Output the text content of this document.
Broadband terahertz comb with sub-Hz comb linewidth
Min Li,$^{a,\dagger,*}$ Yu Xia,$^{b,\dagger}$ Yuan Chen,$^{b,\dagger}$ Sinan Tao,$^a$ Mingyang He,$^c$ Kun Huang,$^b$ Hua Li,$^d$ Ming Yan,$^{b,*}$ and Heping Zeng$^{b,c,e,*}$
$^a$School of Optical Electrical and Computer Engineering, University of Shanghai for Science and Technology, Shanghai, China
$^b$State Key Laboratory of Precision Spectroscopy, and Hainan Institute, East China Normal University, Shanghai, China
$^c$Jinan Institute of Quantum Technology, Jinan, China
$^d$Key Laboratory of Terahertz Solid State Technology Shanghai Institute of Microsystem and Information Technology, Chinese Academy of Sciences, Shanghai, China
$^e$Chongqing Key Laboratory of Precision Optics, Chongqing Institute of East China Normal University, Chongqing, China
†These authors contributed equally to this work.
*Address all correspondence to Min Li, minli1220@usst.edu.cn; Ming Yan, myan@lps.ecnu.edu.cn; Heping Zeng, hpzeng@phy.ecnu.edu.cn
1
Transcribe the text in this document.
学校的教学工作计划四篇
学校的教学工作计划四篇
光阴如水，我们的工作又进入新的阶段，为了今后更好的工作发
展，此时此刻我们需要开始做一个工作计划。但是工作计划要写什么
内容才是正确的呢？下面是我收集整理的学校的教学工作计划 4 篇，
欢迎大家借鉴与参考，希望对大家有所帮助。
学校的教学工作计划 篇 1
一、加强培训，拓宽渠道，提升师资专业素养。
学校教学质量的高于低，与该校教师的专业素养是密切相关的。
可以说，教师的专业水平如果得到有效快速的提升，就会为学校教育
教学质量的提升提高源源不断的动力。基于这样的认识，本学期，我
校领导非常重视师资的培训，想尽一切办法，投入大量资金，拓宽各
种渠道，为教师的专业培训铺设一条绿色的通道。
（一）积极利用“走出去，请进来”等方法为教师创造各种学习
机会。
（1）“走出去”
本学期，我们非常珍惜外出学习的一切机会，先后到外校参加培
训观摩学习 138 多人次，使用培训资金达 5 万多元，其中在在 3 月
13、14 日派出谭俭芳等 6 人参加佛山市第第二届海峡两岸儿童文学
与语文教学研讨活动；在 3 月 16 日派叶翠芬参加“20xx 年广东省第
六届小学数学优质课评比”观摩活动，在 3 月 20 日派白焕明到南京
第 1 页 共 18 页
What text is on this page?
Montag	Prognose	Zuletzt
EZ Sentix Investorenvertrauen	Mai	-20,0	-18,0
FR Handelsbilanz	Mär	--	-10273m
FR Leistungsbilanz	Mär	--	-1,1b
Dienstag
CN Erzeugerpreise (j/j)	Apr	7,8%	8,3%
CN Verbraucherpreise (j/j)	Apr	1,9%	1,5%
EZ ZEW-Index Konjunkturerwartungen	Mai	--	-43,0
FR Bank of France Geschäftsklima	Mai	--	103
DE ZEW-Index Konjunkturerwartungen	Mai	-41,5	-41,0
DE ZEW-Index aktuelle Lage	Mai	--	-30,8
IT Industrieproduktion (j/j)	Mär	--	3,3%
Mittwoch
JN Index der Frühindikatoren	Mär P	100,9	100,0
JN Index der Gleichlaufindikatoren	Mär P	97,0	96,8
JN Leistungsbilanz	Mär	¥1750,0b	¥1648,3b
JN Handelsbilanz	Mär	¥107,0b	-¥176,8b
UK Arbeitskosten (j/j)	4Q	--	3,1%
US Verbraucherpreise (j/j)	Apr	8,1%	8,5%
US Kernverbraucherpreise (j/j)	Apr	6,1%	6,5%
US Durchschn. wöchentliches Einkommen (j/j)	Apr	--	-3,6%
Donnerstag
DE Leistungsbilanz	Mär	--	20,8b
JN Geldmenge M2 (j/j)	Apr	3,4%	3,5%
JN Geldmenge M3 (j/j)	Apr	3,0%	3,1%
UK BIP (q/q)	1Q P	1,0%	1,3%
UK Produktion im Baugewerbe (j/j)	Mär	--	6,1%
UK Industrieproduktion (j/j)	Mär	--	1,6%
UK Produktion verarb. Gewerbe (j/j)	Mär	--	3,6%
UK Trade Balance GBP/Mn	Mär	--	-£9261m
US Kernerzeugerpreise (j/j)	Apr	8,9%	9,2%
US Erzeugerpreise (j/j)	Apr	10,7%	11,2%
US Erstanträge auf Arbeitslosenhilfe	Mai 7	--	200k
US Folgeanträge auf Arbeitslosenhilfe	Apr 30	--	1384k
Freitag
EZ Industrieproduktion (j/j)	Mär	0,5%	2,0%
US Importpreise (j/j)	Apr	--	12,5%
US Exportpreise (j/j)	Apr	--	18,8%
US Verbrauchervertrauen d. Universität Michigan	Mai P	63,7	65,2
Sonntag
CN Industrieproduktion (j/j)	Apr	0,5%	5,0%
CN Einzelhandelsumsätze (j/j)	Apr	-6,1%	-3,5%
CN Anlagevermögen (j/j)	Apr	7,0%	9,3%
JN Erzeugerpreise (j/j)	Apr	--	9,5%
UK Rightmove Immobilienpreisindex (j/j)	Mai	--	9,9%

## TASK REQUIREMENTS
Find the lines above that include the string "Zeng" and copy them.

## RESULT
Min Li,$^{a,\dagger,*}$ Yu Xia,$^{b,\dagger}$ Yuan Chen,$^{b,\dagger}$ Sinan Tao,$^a$ Mingyang He,$^c$ Kun Huang,$^b$ Hua Li,$^d$ Ming Yan,$^{b,*}$ and Heping Zeng$^{b,c,e,*}$
*Address all correspondence to Min Li, minli1220@usst.edu.cn; Ming Yan, myan@lps.ecnu.edu.cn; Heping Zeng, hpzeng@phy.ecnu.edu.cn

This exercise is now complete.